* BEGIN STORED DATA *

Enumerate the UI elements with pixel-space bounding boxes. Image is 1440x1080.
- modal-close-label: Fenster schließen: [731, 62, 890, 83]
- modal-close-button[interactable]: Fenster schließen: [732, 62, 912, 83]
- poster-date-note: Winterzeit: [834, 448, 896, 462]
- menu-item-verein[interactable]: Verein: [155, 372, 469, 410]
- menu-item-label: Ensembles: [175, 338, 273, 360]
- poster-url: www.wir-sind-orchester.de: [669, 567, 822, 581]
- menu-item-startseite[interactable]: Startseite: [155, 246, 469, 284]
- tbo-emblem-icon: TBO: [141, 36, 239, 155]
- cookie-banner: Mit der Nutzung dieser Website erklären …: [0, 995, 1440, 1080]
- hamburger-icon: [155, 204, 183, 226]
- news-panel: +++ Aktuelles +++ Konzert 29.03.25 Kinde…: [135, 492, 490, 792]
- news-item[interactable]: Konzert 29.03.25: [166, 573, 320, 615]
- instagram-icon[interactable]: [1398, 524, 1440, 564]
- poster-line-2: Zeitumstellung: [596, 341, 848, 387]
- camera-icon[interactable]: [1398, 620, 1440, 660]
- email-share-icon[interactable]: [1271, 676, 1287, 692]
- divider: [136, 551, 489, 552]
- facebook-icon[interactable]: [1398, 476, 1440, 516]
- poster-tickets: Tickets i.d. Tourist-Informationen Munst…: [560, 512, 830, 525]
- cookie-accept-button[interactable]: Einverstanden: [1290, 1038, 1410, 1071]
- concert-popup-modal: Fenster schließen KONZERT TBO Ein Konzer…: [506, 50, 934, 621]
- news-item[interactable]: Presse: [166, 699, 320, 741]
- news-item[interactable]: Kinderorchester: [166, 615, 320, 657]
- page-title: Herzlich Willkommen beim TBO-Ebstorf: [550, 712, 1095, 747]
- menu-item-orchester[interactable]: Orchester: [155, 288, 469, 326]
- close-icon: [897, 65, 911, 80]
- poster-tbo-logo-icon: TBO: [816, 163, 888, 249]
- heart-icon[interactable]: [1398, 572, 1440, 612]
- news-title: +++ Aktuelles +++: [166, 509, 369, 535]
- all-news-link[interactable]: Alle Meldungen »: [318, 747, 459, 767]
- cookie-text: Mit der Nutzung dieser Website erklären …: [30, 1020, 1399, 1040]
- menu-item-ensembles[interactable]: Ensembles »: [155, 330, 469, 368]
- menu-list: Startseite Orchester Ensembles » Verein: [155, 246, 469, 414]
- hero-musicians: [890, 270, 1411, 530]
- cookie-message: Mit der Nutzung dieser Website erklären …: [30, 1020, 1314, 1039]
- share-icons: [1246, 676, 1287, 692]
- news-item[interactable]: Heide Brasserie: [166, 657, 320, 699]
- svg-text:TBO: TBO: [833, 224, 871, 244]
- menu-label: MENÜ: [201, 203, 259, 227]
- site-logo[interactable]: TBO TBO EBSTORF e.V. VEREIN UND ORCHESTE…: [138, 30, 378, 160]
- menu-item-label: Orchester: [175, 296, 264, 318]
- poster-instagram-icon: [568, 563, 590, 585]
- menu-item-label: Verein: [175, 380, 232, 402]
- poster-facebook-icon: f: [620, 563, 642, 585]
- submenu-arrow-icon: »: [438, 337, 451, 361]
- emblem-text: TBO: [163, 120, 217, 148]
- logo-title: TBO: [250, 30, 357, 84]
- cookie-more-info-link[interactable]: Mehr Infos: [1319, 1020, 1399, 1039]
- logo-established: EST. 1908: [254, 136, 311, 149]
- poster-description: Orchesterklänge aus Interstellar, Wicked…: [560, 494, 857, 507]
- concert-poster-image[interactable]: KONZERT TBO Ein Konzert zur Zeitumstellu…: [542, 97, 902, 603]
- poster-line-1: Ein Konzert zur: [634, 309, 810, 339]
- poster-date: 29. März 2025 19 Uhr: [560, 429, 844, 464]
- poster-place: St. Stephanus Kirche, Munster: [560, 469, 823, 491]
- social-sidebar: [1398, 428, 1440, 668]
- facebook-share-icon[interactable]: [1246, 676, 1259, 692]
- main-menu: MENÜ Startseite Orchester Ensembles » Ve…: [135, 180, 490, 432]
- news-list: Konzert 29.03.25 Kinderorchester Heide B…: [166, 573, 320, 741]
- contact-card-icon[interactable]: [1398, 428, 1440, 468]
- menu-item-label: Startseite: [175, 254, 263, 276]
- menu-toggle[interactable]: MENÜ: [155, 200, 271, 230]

* END STORED DATA *

▶ PROBLEM STATEMENT: Can you extract every line of the listing above and reproduce each one unchanged?

▶ ANSWER BELOW:
Enumerate the UI elements with pixel-space bounding boxes. Image is 1440x1080.
- modal-close-label: Fenster schließen: [731, 62, 890, 83]
- modal-close-button[interactable]: Fenster schließen: [732, 62, 912, 83]
- poster-date-note: Winterzeit: [834, 448, 896, 462]
- menu-item-verein[interactable]: Verein: [155, 372, 469, 410]
- menu-item-label: Ensembles: [175, 338, 273, 360]
- poster-url: www.wir-sind-orchester.de: [669, 567, 822, 581]
- menu-item-startseite[interactable]: Startseite: [155, 246, 469, 284]
- tbo-emblem-icon: TBO: [141, 36, 239, 155]
- cookie-banner: Mit der Nutzung dieser Website erklären …: [0, 995, 1440, 1080]
- hamburger-icon: [155, 204, 183, 226]
- news-panel: +++ Aktuelles +++ Konzert 29.03.25 Kinde…: [135, 492, 490, 792]
- news-item[interactable]: Konzert 29.03.25: [166, 573, 320, 615]
- instagram-icon[interactable]: [1398, 524, 1440, 564]
- poster-line-2: Zeitumstellung: [596, 341, 848, 387]
- camera-icon[interactable]: [1398, 620, 1440, 660]
- email-share-icon[interactable]: [1271, 676, 1287, 692]
- divider: [136, 551, 489, 552]
- facebook-icon[interactable]: [1398, 476, 1440, 516]
- poster-tickets: Tickets i.d. Tourist-Informationen Munst…: [560, 512, 830, 525]
- cookie-accept-button[interactable]: Einverstanden: [1290, 1038, 1410, 1071]
- concert-popup-modal: Fenster schließen KONZERT TBO Ein Konzer…: [506, 50, 934, 621]
- news-item[interactable]: Presse: [166, 699, 320, 741]
- news-item[interactable]: Kinderorchester: [166, 615, 320, 657]
- page-title: Herzlich Willkommen beim TBO-Ebstorf: [550, 712, 1095, 747]
- menu-item-orchester[interactable]: Orchester: [155, 288, 469, 326]
- close-icon: [897, 65, 911, 80]
- poster-tbo-logo-icon: TBO: [816, 163, 888, 249]
- heart-icon[interactable]: [1398, 572, 1440, 612]
- news-title: +++ Aktuelles +++: [166, 509, 369, 535]
- all-news-link[interactable]: Alle Meldungen »: [318, 747, 459, 767]
- cookie-text: Mit der Nutzung dieser Website erklären …: [30, 1020, 1399, 1040]
- menu-item-ensembles[interactable]: Ensembles »: [155, 330, 469, 368]
- menu-list: Startseite Orchester Ensembles » Verein: [155, 246, 469, 414]
- hero-musicians: [890, 270, 1411, 530]
- cookie-message: Mit der Nutzung dieser Website erklären …: [30, 1020, 1314, 1039]
- share-icons: [1246, 676, 1287, 692]
- news-item[interactable]: Heide Brasserie: [166, 657, 320, 699]
- svg-text:TBO: TBO: [833, 224, 871, 244]
- menu-label: MENÜ: [201, 203, 259, 227]
- site-logo[interactable]: TBO TBO EBSTORF e.V. VEREIN UND ORCHESTE…: [138, 30, 378, 160]
- menu-item-label: Orchester: [175, 296, 264, 318]
- poster-instagram-icon: [568, 563, 590, 585]
- menu-item-label: Verein: [175, 380, 232, 402]
- poster-facebook-icon: f: [620, 563, 642, 585]
- submenu-arrow-icon: »: [438, 337, 451, 361]
- emblem-text: TBO: [163, 120, 217, 148]
- logo-title: TBO: [250, 30, 357, 84]
- cookie-more-info-link[interactable]: Mehr Infos: [1319, 1020, 1399, 1039]
- logo-established: EST. 1908: [254, 136, 311, 149]
- poster-description: Orchesterklänge aus Interstellar, Wicked…: [560, 494, 857, 507]
- concert-poster-image[interactable]: KONZERT TBO Ein Konzert zur Zeitumstellu…: [542, 97, 902, 603]
- poster-line-1: Ein Konzert zur: [634, 309, 810, 339]
- poster-date: 29. März 2025 19 Uhr: [560, 429, 844, 464]
- poster-place: St. Stephanus Kirche, Munster: [560, 469, 823, 491]
- social-sidebar: [1398, 428, 1440, 668]
- facebook-share-icon[interactable]: [1246, 676, 1259, 692]
- main-menu: MENÜ Startseite Orchester Ensembles » Ve…: [135, 180, 490, 432]
- news-list: Konzert 29.03.25 Kinderorchester Heide B…: [166, 573, 320, 741]
- contact-card-icon[interactable]: [1398, 428, 1440, 468]
- menu-item-label: Startseite: [175, 254, 263, 276]
- menu-toggle[interactable]: MENÜ: [155, 200, 271, 230]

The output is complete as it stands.